**GIVEN PROBLEM**
Reproduce all records verbatim.

(Data entries)
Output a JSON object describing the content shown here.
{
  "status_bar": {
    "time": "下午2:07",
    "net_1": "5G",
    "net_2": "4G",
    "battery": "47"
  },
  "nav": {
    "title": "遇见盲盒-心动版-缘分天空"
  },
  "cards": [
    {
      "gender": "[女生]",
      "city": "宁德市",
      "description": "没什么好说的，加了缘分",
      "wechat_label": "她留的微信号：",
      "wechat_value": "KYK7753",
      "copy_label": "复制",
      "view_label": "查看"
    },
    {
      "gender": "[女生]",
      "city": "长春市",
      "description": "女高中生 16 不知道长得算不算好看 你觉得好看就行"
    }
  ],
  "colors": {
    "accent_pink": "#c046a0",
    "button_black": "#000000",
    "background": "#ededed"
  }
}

**WRITTEN ANSWER**
Output a JSON object describing the content shown here.
{
  "status_bar": {
    "time": "下午2:07",
    "net_1": "5G",
    "net_2": "4G",
    "battery": "47"
  },
  "nav": {
    "title": "遇见盲盒-心动版-缘分天空"
  },
  "cards": [
    {
      "gender": "[女生]",
      "city": "宁德市",
      "description": "没什么好说的，加了缘分",
      "wechat_label": "她留的微信号：",
      "wechat_value": "KYK7753",
      "copy_label": "复制",
      "view_label": "查看"
    },
    {
      "gender": "[女生]",
      "city": "长春市",
      "description": "女高中生 16 不知道长得算不算好看 你觉得好看就行"
    }
  ],
  "colors": {
    "accent_pink": "#c046a0",
    "button_black": "#000000",
    "background": "#ededed"
  }
}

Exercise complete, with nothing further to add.